* _Задача A_: Перескажите короче, в виде списка, абзац отрывка о тюрьме в Претории, начинающийся словами «Много позже Мари-Жозе». Главные факты сохраните.

* _Предоставленный отрывок_:
<<<<

Много позже Мари-Жозе, немного оправившаяся от нервного потрясения, поведала о том, что пережила в центральной тюрьме Претории. Она так ничего и не сказала допрашивавшим ее полицейским, которые добивались признания, что Мари поддерживала связь с запрещенным АНК. Хотя это и не соответствовало действительности, тюремщики решили проучить строптивую француженку, не перестававшую твердить о своей ненависти к апартеиду. Ее поместили в одиночку, душный каменный мешок с герметически закрытым окном, вся «обстановка» которого состояла из брошенного в угол грязного тюфяка и зловонной параши.
В соседней камере содержалось восемь женщин, но за четыре месяца пребывания в центральной тюрьме Мари так и не удалось перекинуться с ними ни словечком. Да и других заключенных женщин большей частью африканок, арестованных за незаконный выезд из резерваций, запирали, когда француженку водили на допросы.
Я была свидетельницей ужасных сцен, рассказывала Мари-Жозе. Когда меня привезли в тюрьму, то, я думаю, специально дали полюбоваться, как надзирательницы жестоко избивали африканок огромными связками ключей, пинали упавших ногами. Нередко мне до утра не давали уснуть крики и стоны этих бедных женщин, сопровождавшиеся издевательским хохотом надзирательниц. Днем сквозь решетку на окне я видела, как африканки с утра до вечера мыли огромный двор маленькими щеточками вроде зубных. Их заставляли часами драить одну и ту же плиту, даже если она была чистой...
Но больше всего действовало на нервы то, что надзирательницы круглосуточно следили в глазок за Мари-Жозе, время от времени сообщая, что живой ей отсюда не выйти. От постоянного напряжения она потеряла сон.
Я боялась, что кто-нибудь войдет и убьет меня, призналась Мари.
Состояние заключенной быстро ухудшалось: из-за начавшихся болей в желудке она не могла есть ничего, кроме хлеба. Ежедневные допросы отнимали последние силы.

>>>>

* _Доступные данные_:
<<<<

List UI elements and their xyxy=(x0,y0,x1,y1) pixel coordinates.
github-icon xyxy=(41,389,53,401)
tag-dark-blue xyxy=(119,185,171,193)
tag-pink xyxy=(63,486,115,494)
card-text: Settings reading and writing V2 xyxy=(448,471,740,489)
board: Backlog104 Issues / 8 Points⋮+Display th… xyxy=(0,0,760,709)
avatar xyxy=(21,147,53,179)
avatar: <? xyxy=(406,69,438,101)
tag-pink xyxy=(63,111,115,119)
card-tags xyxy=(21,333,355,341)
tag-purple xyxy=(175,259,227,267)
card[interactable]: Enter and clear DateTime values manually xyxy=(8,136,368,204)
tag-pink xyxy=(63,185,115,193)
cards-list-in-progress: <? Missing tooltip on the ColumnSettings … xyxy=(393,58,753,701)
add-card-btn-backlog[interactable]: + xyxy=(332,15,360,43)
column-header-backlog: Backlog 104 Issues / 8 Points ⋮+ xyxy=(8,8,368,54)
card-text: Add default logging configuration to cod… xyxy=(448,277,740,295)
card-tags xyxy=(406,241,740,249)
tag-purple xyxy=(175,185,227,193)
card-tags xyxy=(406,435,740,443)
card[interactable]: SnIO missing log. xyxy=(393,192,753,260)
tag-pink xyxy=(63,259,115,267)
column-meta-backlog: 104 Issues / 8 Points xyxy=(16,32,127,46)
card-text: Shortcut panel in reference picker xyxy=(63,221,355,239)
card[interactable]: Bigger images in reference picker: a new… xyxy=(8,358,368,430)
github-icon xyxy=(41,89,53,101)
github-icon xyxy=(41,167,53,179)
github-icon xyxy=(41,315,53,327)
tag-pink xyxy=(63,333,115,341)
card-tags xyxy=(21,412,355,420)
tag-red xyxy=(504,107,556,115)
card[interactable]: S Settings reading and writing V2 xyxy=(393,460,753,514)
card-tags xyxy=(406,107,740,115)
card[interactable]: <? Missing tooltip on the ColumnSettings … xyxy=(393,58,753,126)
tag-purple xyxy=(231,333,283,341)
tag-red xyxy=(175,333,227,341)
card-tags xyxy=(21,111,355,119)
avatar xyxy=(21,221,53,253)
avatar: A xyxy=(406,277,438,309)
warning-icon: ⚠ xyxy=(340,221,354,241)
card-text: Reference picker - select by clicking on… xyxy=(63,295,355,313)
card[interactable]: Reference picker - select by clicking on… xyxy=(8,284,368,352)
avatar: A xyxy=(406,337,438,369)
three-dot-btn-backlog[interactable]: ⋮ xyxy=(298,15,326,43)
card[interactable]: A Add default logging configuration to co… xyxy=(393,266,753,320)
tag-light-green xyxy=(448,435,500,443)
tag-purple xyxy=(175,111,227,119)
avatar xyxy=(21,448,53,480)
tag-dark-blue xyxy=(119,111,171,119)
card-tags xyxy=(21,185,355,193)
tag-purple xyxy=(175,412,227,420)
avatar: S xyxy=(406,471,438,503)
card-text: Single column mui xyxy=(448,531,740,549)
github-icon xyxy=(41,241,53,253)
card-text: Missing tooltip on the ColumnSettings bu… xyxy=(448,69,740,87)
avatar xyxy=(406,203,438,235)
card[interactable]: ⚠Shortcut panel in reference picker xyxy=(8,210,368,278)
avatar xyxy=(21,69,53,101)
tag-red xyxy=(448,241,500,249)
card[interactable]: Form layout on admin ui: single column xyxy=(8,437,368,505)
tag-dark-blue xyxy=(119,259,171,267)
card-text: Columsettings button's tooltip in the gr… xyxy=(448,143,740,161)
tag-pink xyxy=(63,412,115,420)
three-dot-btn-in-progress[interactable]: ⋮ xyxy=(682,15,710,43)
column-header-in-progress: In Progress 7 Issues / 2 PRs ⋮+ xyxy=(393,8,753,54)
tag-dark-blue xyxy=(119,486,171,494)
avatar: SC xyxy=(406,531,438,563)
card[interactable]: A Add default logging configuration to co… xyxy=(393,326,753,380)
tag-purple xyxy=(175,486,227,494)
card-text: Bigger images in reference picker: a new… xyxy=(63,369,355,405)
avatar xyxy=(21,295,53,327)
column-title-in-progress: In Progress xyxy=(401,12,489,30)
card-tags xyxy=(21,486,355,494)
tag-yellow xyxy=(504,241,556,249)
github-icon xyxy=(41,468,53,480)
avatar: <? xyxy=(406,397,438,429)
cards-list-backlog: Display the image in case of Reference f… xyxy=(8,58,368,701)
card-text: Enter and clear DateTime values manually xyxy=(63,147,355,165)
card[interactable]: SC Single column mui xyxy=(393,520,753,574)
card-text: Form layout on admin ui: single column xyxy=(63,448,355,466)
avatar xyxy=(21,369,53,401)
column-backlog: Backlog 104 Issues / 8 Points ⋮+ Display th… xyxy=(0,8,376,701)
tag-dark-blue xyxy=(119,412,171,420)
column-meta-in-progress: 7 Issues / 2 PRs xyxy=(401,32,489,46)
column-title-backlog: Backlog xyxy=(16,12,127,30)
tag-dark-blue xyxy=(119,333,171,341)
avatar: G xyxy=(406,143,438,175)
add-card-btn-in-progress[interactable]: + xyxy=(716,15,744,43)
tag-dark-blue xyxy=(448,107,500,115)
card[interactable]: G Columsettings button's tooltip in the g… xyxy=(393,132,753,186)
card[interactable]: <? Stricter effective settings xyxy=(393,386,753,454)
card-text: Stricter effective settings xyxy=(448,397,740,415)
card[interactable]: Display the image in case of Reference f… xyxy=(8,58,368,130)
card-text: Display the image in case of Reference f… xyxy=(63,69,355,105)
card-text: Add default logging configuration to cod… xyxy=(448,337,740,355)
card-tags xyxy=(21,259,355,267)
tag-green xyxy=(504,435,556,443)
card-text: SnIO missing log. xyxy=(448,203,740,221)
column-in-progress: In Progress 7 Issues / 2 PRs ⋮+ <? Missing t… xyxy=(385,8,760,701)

>>>>

* _Задача B_: Перепишите дословно строки листинга, начиная с самой первой и заканчивая строкой с «tag-purple xyxy=(175,259,227,267)» включительно.

* _Итог A_:
- Позже, немного оправившись от нервного потрясения, Мари-Жозе рассказала, что пережила в центральной тюрьме Претории.
- Полицейские на допросах добивались от нее признания в связях с запрещенным АНК, но она ничего им не сказала.
- Эти обвинения не соответствовали действительности. Тюремщики все равно решили проучить француженку, потому что она постоянно говорила о своей ненависти к апартеиду.
- Ее поместили в одиночную камеру: душный каменный мешок с герметически закрытым окном, где были только грязный тюфяк в углу и зловонная параша.

* _Итог B_:
List UI elements and their xyxy=(x0,y0,x1,y1) pixel coordinates.
github-icon xyxy=(41,389,53,401)
tag-dark-blue xyxy=(119,185,171,193)
tag-pink xyxy=(63,486,115,494)
card-text: Settings reading and writing V2 xyxy=(448,471,740,489)
board: Backlog104 Issues / 8 Points⋮+Display th… xyxy=(0,0,760,709)
avatar xyxy=(21,147,53,179)
avatar: <? xyxy=(406,69,438,101)
tag-pink xyxy=(63,111,115,119)
card-tags xyxy=(21,333,355,341)
tag-purple xyxy=(175,259,227,267)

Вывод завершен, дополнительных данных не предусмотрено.